# AIM OF THE TASK
Copy out all lines with the word "text" in them.

# SUPPLIED DATA
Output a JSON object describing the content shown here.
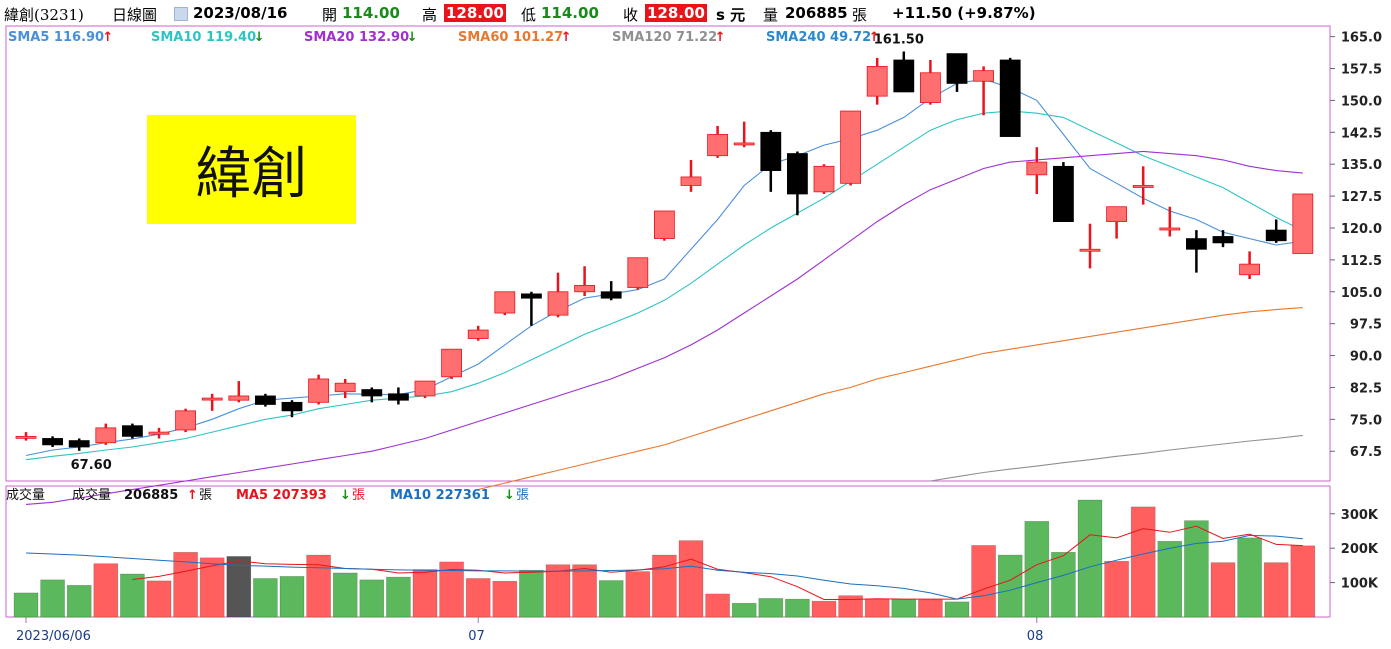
{
  "header": {
    "stock": "緯創(3231)",
    "period": "日線圖",
    "date": "2023/08/16",
    "open_label": "開",
    "open": "114.00",
    "high_label": "高",
    "high": "128.00",
    "low_label": "低",
    "low": "114.00",
    "close_label": "收",
    "close": "128.00",
    "unit": "s 元",
    "volume_label": "量",
    "volume": "206885",
    "volume_unit": "張",
    "change": "+11.50 (+9.87%)"
  },
  "title_box": {
    "text": "緯創",
    "color": "#ffff00"
  },
  "colors": {
    "up": "#ff6f6f",
    "up_wick": "#e8141c",
    "down": "#000000",
    "vol_up": "#ff5f5f",
    "vol_down": "#5cb85c",
    "vol_special": "#555555",
    "sma5": "#4a90d9",
    "sma10": "#2ec4c4",
    "sma20": "#a030d0",
    "sma60": "#e87830",
    "sma120": "#909090",
    "sma240": "#2a8ad0",
    "vma5": "#e8141c",
    "vma10": "#1a6fc0"
  },
  "legend": [
    {
      "label": "SMA5",
      "value": "116.90",
      "dir": "up",
      "color": "#4a90d9"
    },
    {
      "label": "SMA10",
      "value": "119.40",
      "dir": "down",
      "color": "#2ec4c4"
    },
    {
      "label": "SMA20",
      "value": "132.90",
      "dir": "down",
      "color": "#a030d0"
    },
    {
      "label": "SMA60",
      "value": "101.27",
      "dir": "up",
      "color": "#e87830"
    },
    {
      "label": "SMA120",
      "value": "71.22",
      "dir": "up",
      "color": "#909090"
    },
    {
      "label": "SMA240",
      "value": "49.72",
      "dir": "up",
      "color": "#2a8ad0"
    }
  ],
  "volume_legend": {
    "panel_label": "成交量",
    "vol_label": "成交量",
    "vol_value": "206885",
    "vol_dir": "up",
    "vol_unit": "張",
    "ma5_label": "MA5",
    "ma5_value": "207393",
    "ma5_dir": "down",
    "ma5_unit": "張",
    "ma10_label": "MA10",
    "ma10_value": "227361",
    "ma10_dir": "down",
    "ma10_unit": "張"
  },
  "chart_data": {
    "type": "candlestick",
    "price_ticks": [
      67.5,
      75.0,
      82.5,
      90.0,
      97.5,
      105.0,
      112.5,
      120.0,
      127.5,
      135.0,
      142.5,
      150.0,
      157.5,
      165.0
    ],
    "price_ylim": [
      60.5,
      167.5
    ],
    "volume_ticks": [
      100000,
      200000,
      300000
    ],
    "volume_tick_labels": [
      "100K",
      "200K",
      "300K"
    ],
    "volume_ylim": [
      0,
      340000
    ],
    "x_labels": [
      {
        "index": 0,
        "text": "2023/06/06"
      },
      {
        "index": 17,
        "text": "07"
      },
      {
        "index": 38,
        "text": "08"
      }
    ],
    "annotations": [
      {
        "index": 2,
        "price": 67.6,
        "text": "67.60",
        "pos": "below"
      },
      {
        "index": 33,
        "price": 161.5,
        "text": "161.50",
        "pos": "above"
      }
    ],
    "candles": [
      {
        "o": 71.0,
        "h": 72.0,
        "l": 70.0,
        "c": 71.0
      },
      {
        "o": 70.5,
        "h": 71.0,
        "l": 68.5,
        "c": 69.0
      },
      {
        "o": 70.0,
        "h": 70.5,
        "l": 67.6,
        "c": 68.5
      },
      {
        "o": 69.5,
        "h": 74.0,
        "l": 69.0,
        "c": 73.0
      },
      {
        "o": 73.5,
        "h": 74.0,
        "l": 70.5,
        "c": 71.0
      },
      {
        "o": 71.5,
        "h": 73.0,
        "l": 70.5,
        "c": 72.0
      },
      {
        "o": 72.5,
        "h": 77.5,
        "l": 72.0,
        "c": 77.0
      },
      {
        "o": 80.0,
        "h": 81.0,
        "l": 77.0,
        "c": 80.0
      },
      {
        "o": 79.5,
        "h": 84.0,
        "l": 79.0,
        "c": 80.5
      },
      {
        "o": 80.5,
        "h": 81.0,
        "l": 78.0,
        "c": 78.5
      },
      {
        "o": 79.0,
        "h": 79.5,
        "l": 75.5,
        "c": 77.0
      },
      {
        "o": 79.0,
        "h": 85.5,
        "l": 78.5,
        "c": 84.5
      },
      {
        "o": 81.5,
        "h": 84.5,
        "l": 80.0,
        "c": 83.5
      },
      {
        "o": 82.0,
        "h": 82.5,
        "l": 79.0,
        "c": 80.5
      },
      {
        "o": 81.0,
        "h": 82.5,
        "l": 78.5,
        "c": 79.5
      },
      {
        "o": 80.5,
        "h": 84.0,
        "l": 80.0,
        "c": 84.0
      },
      {
        "o": 85.0,
        "h": 91.5,
        "l": 84.5,
        "c": 91.5
      },
      {
        "o": 94.0,
        "h": 97.0,
        "l": 93.5,
        "c": 96.0
      },
      {
        "o": 100.0,
        "h": 105.0,
        "l": 99.5,
        "c": 105.0
      },
      {
        "o": 104.5,
        "h": 105.0,
        "l": 97.0,
        "c": 103.5
      },
      {
        "o": 99.5,
        "h": 109.5,
        "l": 99.0,
        "c": 105.0
      },
      {
        "o": 105.0,
        "h": 111.0,
        "l": 104.0,
        "c": 106.5
      },
      {
        "o": 105.0,
        "h": 107.5,
        "l": 103.0,
        "c": 103.5
      },
      {
        "o": 106.0,
        "h": 113.0,
        "l": 105.5,
        "c": 113.0
      },
      {
        "o": 117.5,
        "h": 124.0,
        "l": 117.0,
        "c": 124.0
      },
      {
        "o": 130.0,
        "h": 136.0,
        "l": 128.5,
        "c": 132.0
      },
      {
        "o": 137.0,
        "h": 144.0,
        "l": 136.5,
        "c": 142.0
      },
      {
        "o": 140.0,
        "h": 145.0,
        "l": 139.0,
        "c": 140.0
      },
      {
        "o": 142.5,
        "h": 143.0,
        "l": 128.5,
        "c": 133.5
      },
      {
        "o": 137.5,
        "h": 138.0,
        "l": 123.0,
        "c": 128.0
      },
      {
        "o": 128.5,
        "h": 135.0,
        "l": 128.0,
        "c": 134.5
      },
      {
        "o": 130.5,
        "h": 147.5,
        "l": 130.0,
        "c": 147.5
      },
      {
        "o": 151.0,
        "h": 160.0,
        "l": 149.0,
        "c": 158.0
      },
      {
        "o": 159.5,
        "h": 161.5,
        "l": 152.0,
        "c": 152.0
      },
      {
        "o": 149.5,
        "h": 159.5,
        "l": 149.0,
        "c": 156.5
      },
      {
        "o": 161.0,
        "h": 161.0,
        "l": 152.0,
        "c": 154.0
      },
      {
        "o": 154.5,
        "h": 158.0,
        "l": 146.5,
        "c": 157.0
      },
      {
        "o": 159.5,
        "h": 160.0,
        "l": 141.5,
        "c": 141.5
      },
      {
        "o": 132.5,
        "h": 139.0,
        "l": 128.0,
        "c": 135.5
      },
      {
        "o": 134.5,
        "h": 135.5,
        "l": 121.5,
        "c": 121.5
      },
      {
        "o": 115.0,
        "h": 121.0,
        "l": 110.5,
        "c": 115.0
      },
      {
        "o": 121.5,
        "h": 125.0,
        "l": 117.5,
        "c": 125.0
      },
      {
        "o": 130.0,
        "h": 134.5,
        "l": 125.5,
        "c": 130.0
      },
      {
        "o": 120.0,
        "h": 125.0,
        "l": 118.0,
        "c": 120.0
      },
      {
        "o": 117.5,
        "h": 119.5,
        "l": 109.5,
        "c": 115.0
      },
      {
        "o": 118.0,
        "h": 119.5,
        "l": 115.5,
        "c": 116.5
      },
      {
        "o": 109.0,
        "h": 114.5,
        "l": 108.0,
        "c": 111.5
      },
      {
        "o": 119.5,
        "h": 122.0,
        "l": 116.5,
        "c": 117.0
      },
      {
        "o": 114.0,
        "h": 128.0,
        "l": 114.0,
        "c": 128.0
      }
    ],
    "volume": [
      {
        "v": 70000,
        "color": "down"
      },
      {
        "v": 108000,
        "color": "down"
      },
      {
        "v": 92000,
        "color": "down"
      },
      {
        "v": 155000,
        "color": "up"
      },
      {
        "v": 125000,
        "color": "down"
      },
      {
        "v": 105000,
        "color": "up"
      },
      {
        "v": 188000,
        "color": "up"
      },
      {
        "v": 172000,
        "color": "up"
      },
      {
        "v": 176000,
        "color": "special"
      },
      {
        "v": 112000,
        "color": "down"
      },
      {
        "v": 118000,
        "color": "down"
      },
      {
        "v": 180000,
        "color": "up"
      },
      {
        "v": 128000,
        "color": "down"
      },
      {
        "v": 108000,
        "color": "down"
      },
      {
        "v": 116000,
        "color": "down"
      },
      {
        "v": 138000,
        "color": "up"
      },
      {
        "v": 160000,
        "color": "up"
      },
      {
        "v": 112000,
        "color": "up"
      },
      {
        "v": 104000,
        "color": "up"
      },
      {
        "v": 136000,
        "color": "down"
      },
      {
        "v": 152000,
        "color": "up"
      },
      {
        "v": 152000,
        "color": "up"
      },
      {
        "v": 106000,
        "color": "down"
      },
      {
        "v": 132000,
        "color": "up"
      },
      {
        "v": 180000,
        "color": "up"
      },
      {
        "v": 222000,
        "color": "up"
      },
      {
        "v": 67000,
        "color": "up"
      },
      {
        "v": 40000,
        "color": "down"
      },
      {
        "v": 54000,
        "color": "down"
      },
      {
        "v": 52000,
        "color": "down"
      },
      {
        "v": 46000,
        "color": "up"
      },
      {
        "v": 62000,
        "color": "up"
      },
      {
        "v": 52000,
        "color": "up"
      },
      {
        "v": 52000,
        "color": "down"
      },
      {
        "v": 50000,
        "color": "up"
      },
      {
        "v": 44000,
        "color": "down"
      },
      {
        "v": 208000,
        "color": "up"
      },
      {
        "v": 180000,
        "color": "down"
      },
      {
        "v": 278000,
        "color": "down"
      },
      {
        "v": 188000,
        "color": "down"
      },
      {
        "v": 340000,
        "color": "down"
      },
      {
        "v": 162000,
        "color": "up"
      },
      {
        "v": 320000,
        "color": "up"
      },
      {
        "v": 220000,
        "color": "down"
      },
      {
        "v": 280000,
        "color": "down"
      },
      {
        "v": 158000,
        "color": "up"
      },
      {
        "v": 230000,
        "color": "down"
      },
      {
        "v": 158000,
        "color": "up"
      },
      {
        "v": 206885,
        "color": "up"
      }
    ],
    "series": [
      {
        "name": "SMA5",
        "color": "#4a90d9",
        "values": [
          66.5,
          67.8,
          68.5,
          69.5,
          70.4,
          71.5,
          73.0,
          75.0,
          77.5,
          79.5,
          80.0,
          80.5,
          81.0,
          80.9,
          80.8,
          82.0,
          85.0,
          88.0,
          92.5,
          97.0,
          100.5,
          103.5,
          104.5,
          105.5,
          108.0,
          115.0,
          122.0,
          130.0,
          135.0,
          137.0,
          139.5,
          141.0,
          143.0,
          146.0,
          150.5,
          154.0,
          155.0,
          153.0,
          150.0,
          142.0,
          134.0,
          130.5,
          127.0,
          124.0,
          122.0,
          119.0,
          117.5,
          116.0,
          116.9
        ]
      },
      {
        "name": "SMA10",
        "color": "#2ec4c4",
        "values": [
          65.5,
          66.3,
          67.0,
          67.8,
          68.5,
          69.5,
          70.5,
          72.0,
          73.5,
          75.0,
          76.0,
          77.5,
          78.5,
          79.5,
          80.0,
          80.5,
          81.5,
          83.5,
          86.0,
          89.0,
          92.0,
          95.0,
          97.5,
          100.0,
          103.0,
          107.0,
          111.5,
          116.0,
          120.0,
          123.5,
          127.0,
          131.0,
          135.0,
          139.0,
          143.0,
          145.5,
          147.0,
          147.5,
          147.0,
          146.0,
          143.0,
          140.0,
          137.0,
          134.5,
          132.0,
          129.5,
          126.0,
          122.5,
          119.4
        ]
      },
      {
        "name": "SMA20",
        "color": "#a030d0",
        "values": [
          55.0,
          55.5,
          56.5,
          57.5,
          58.5,
          59.5,
          60.5,
          61.5,
          62.5,
          63.5,
          64.5,
          65.5,
          66.5,
          67.5,
          69.0,
          70.5,
          72.5,
          74.5,
          76.5,
          78.5,
          80.5,
          82.5,
          84.5,
          87.0,
          89.5,
          92.5,
          96.0,
          100.0,
          104.0,
          108.0,
          112.5,
          117.0,
          121.5,
          125.5,
          129.0,
          131.5,
          134.0,
          135.5,
          136.0,
          136.5,
          137.0,
          137.5,
          138.0,
          137.5,
          137.0,
          136.0,
          134.5,
          133.5,
          132.9
        ]
      },
      {
        "name": "SMA60",
        "color": "#e87830",
        "values": [
          null,
          null,
          null,
          null,
          null,
          null,
          null,
          null,
          null,
          null,
          null,
          null,
          null,
          null,
          null,
          null,
          null,
          58.5,
          60.0,
          61.5,
          63.0,
          64.5,
          66.0,
          67.5,
          69.0,
          71.0,
          73.0,
          75.0,
          77.0,
          79.0,
          81.0,
          82.5,
          84.5,
          86.0,
          87.5,
          89.0,
          90.5,
          91.5,
          92.5,
          93.5,
          94.5,
          95.5,
          96.5,
          97.5,
          98.5,
          99.5,
          100.3,
          100.8,
          101.27
        ]
      },
      {
        "name": "SMA120",
        "color": "#909090",
        "values": [
          null,
          null,
          null,
          null,
          null,
          null,
          null,
          null,
          null,
          null,
          null,
          null,
          null,
          null,
          null,
          null,
          null,
          null,
          null,
          null,
          null,
          null,
          null,
          null,
          null,
          null,
          null,
          null,
          null,
          null,
          null,
          null,
          null,
          null,
          60.5,
          61.5,
          62.5,
          63.3,
          64.0,
          64.8,
          65.5,
          66.3,
          67.0,
          67.8,
          68.5,
          69.2,
          69.9,
          70.5,
          71.22
        ]
      }
    ],
    "volume_series": [
      {
        "name": "MA5",
        "color": "#e8141c",
        "values": [
          null,
          null,
          null,
          null,
          109000,
          118000,
          133000,
          149000,
          163000,
          155000,
          153000,
          152000,
          141000,
          139000,
          128000,
          130000,
          138000,
          136000,
          128000,
          130000,
          133000,
          141000,
          130000,
          136000,
          146000,
          168000,
          139000,
          129000,
          117000,
          88000,
          51000,
          51000,
          53000,
          52000,
          52000,
          52000,
          81000,
          107000,
          152000,
          178000,
          239000,
          230000,
          257000,
          246000,
          264000,
          228000,
          241000,
          211000,
          207393
        ]
      },
      {
        "name": "MA10",
        "color": "#1a6fc0",
        "values": [
          186000,
          183000,
          180000,
          175000,
          170000,
          165000,
          160000,
          155000,
          150000,
          148000,
          145000,
          143000,
          141000,
          139000,
          137000,
          136000,
          135000,
          134000,
          134000,
          133000,
          133000,
          134000,
          135000,
          137000,
          140000,
          148000,
          136000,
          130000,
          126000,
          119000,
          107000,
          96000,
          91000,
          83000,
          70000,
          52000,
          62000,
          78000,
          100000,
          121000,
          146000,
          165000,
          183000,
          200000,
          214000,
          220000,
          237000,
          235000,
          227361
        ]
      }
    ]
  }
}
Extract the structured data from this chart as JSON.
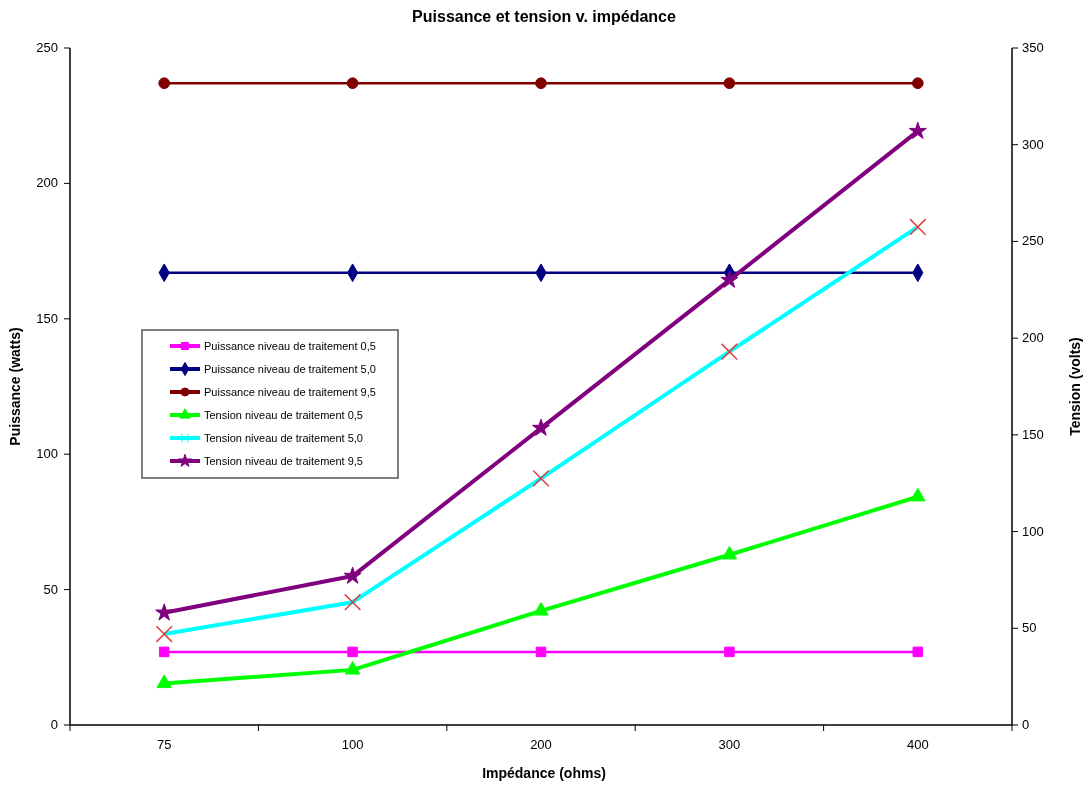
{
  "chart_data": {
    "type": "line",
    "title": "Puissance et tension v. impédance",
    "xlabel": "Impédance (ohms)",
    "ylabel": "Puissance (watts)",
    "y2label": "Tension (volts)",
    "categories": [
      "75",
      "100",
      "200",
      "300",
      "400"
    ],
    "ylim": [
      0,
      250
    ],
    "yticks": [
      0,
      50,
      100,
      150,
      200,
      250
    ],
    "y2lim": [
      0,
      350
    ],
    "y2ticks": [
      0,
      50,
      100,
      150,
      200,
      250,
      300,
      350
    ],
    "grid": false,
    "legend": "left",
    "series": [
      {
        "name": "Puissance niveau de traitement 0,5",
        "color": "#ff00ff",
        "marker": "square",
        "values": [
          27,
          27,
          27,
          27,
          27
        ]
      },
      {
        "name": "Puissance niveau de traitement 5,0",
        "color": "#000080",
        "marker": "diamond",
        "values": [
          167,
          167,
          167,
          167,
          167
        ]
      },
      {
        "name": "Puissance niveau de traitement 9,5",
        "color": "#800000",
        "marker": "circle",
        "values": [
          237,
          237,
          237,
          237,
          237
        ]
      },
      {
        "name": "Tension niveau de traitement 0,5",
        "color": "#00ff00",
        "marker": "triangle",
        "axis": "y2",
        "values": [
          21.5,
          28.5,
          59,
          88,
          118
        ]
      },
      {
        "name": "Tension niveau de traitement 5,0",
        "color": "#00ffff",
        "marker": "cross",
        "axis": "y2",
        "values": [
          47,
          63.5,
          127.5,
          193,
          257.5
        ]
      },
      {
        "name": "Tension niveau de traitement 9,5",
        "color": "#800080",
        "marker": "star",
        "axis": "y2",
        "values": [
          58,
          77,
          153.5,
          230,
          307
        ]
      }
    ]
  }
}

# FINAL RESULT
    "text": "緯創",
        "text": "2023/06/06"
        "text": "07"
        "text": "08"
        "text": "67.60",
        "text": "161.50",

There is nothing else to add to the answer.